Objective
From the records below, extract all the text exactly and leave the images behind.

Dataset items
========================================

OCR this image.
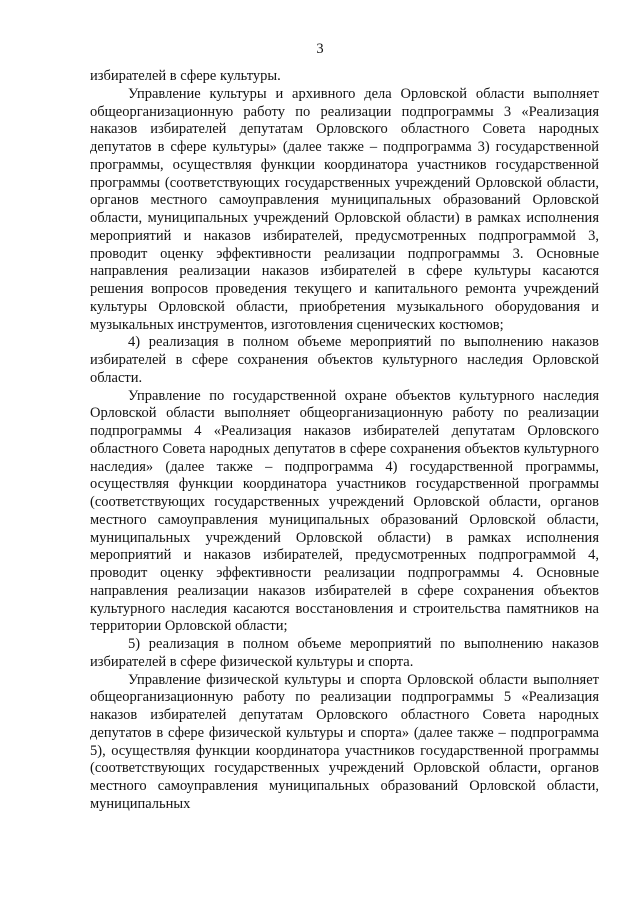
3

избирателей в сфере культуры.

Управление культуры и архивного дела Орловской области выполняет общеорганизационную работу по реализации подпрограммы 3 «Реализация наказов избирателей депутатам Орловского областного Совета народных депутатов в сфере культуры» (далее также – подпрограмма 3) государственной программы, осуществляя функции координатора участников государственной программы (соответствующих государственных учреждений Орловской области, органов местного самоуправления муниципальных образований Орловской области, муниципальных учреждений Орловской области) в рамках исполнения мероприятий и наказов избирателей, предусмотренных подпрограммой 3, проводит оценку эффективности реализации подпрограммы 3. Основные направления реализации наказов избирателей в сфере культуры касаются решения вопросов проведения текущего и капитального ремонта учреждений культуры Орловской области, приобретения музыкального оборудования и музыкальных инструментов, изготовления сценических костюмов;

4) реализация в полном объеме мероприятий по выполнению наказов избирателей в сфере сохранения объектов культурного наследия Орловской области.

Управление по государственной охране объектов культурного наследия Орловской области выполняет общеорганизационную работу по реализации подпрограммы 4 «Реализация наказов избирателей депутатам Орловского областного Совета народных депутатов в сфере сохранения объектов культурного наследия» (далее также – подпрограмма 4) государственной программы, осуществляя функции координатора участников государственной программы (соответствующих государственных учреждений Орловской области, органов местного самоуправления муниципальных образований Орловской области, муниципальных учреждений Орловской области) в рамках исполнения мероприятий и наказов избирателей, предусмотренных подпрограммой 4, проводит оценку эффективности реализации подпрограммы 4. Основные направления реализации наказов избирателей в сфере сохранения объектов культурного наследия касаются восстановления и строительства памятников на территории Орловской области;

5) реализация в полном объеме мероприятий по выполнению наказов избирателей в сфере физической культуры и спорта.

Управление физической культуры и спорта Орловской области выполняет общеорганизационную работу по реализации подпрограммы 5 «Реализация наказов избирателей депутатам Орловского областного Совета народных депутатов в сфере физической культуры и спорта» (далее также – подпрограмма 5), осуществляя функции координатора участников государственной программы (соответствующих государственных учреждений Орловской области, органов местного самоуправления муниципальных образований Орловской области, муниципальных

========================================

Full output
OCR this image.
3

избирателей в сфере культуры.

Управление культуры и архивного дела Орловской области выполняет общеорганизационную работу по реализации подпрограммы 3 «Реализация наказов избирателей депутатам Орловского областного Совета народных депутатов в сфере культуры» (далее также – подпрограмма 3) государственной программы, осуществляя функции координатора участников государственной программы (соответствующих государственных учреждений Орловской области, органов местного самоуправления муниципальных образований Орловской области, муниципальных учреждений Орловской области) в рамках исполнения мероприятий и наказов избирателей, предусмотренных подпрограммой 3, проводит оценку эффективности реализации подпрограммы 3. Основные направления реализации наказов избирателей в сфере культуры касаются решения вопросов проведения текущего и капитального ремонта учреждений культуры Орловской области, приобретения музыкального оборудования и музыкальных инструментов, изготовления сценических костюмов;

4) реализация в полном объеме мероприятий по выполнению наказов избирателей в сфере сохранения объектов культурного наследия Орловской области.

Управление по государственной охране объектов культурного наследия Орловской области выполняет общеорганизационную работу по реализации подпрограммы 4 «Реализация наказов избирателей депутатам Орловского областного Совета народных депутатов в сфере сохранения объектов культурного наследия» (далее также – подпрограмма 4) государственной программы, осуществляя функции координатора участников государственной программы (соответствующих государственных учреждений Орловской области, органов местного самоуправления муниципальных образований Орловской области, муниципальных учреждений Орловской области) в рамках исполнения мероприятий и наказов избирателей, предусмотренных подпрограммой 4, проводит оценку эффективности реализации подпрограммы 4. Основные направления реализации наказов избирателей в сфере сохранения объектов культурного наследия касаются восстановления и строительства памятников на территории Орловской области;

5) реализация в полном объеме мероприятий по выполнению наказов избирателей в сфере физической культуры и спорта.

Управление физической культуры и спорта Орловской области выполняет общеорганизационную работу по реализации подпрограммы 5 «Реализация наказов избирателей депутатам Орловского областного Совета народных депутатов в сфере физической культуры и спорта» (далее также – подпрограмма 5), осуществляя функции координатора участников государственной программы (соответствующих государственных учреждений Орловской области, органов местного самоуправления муниципальных образований Орловской области, муниципальных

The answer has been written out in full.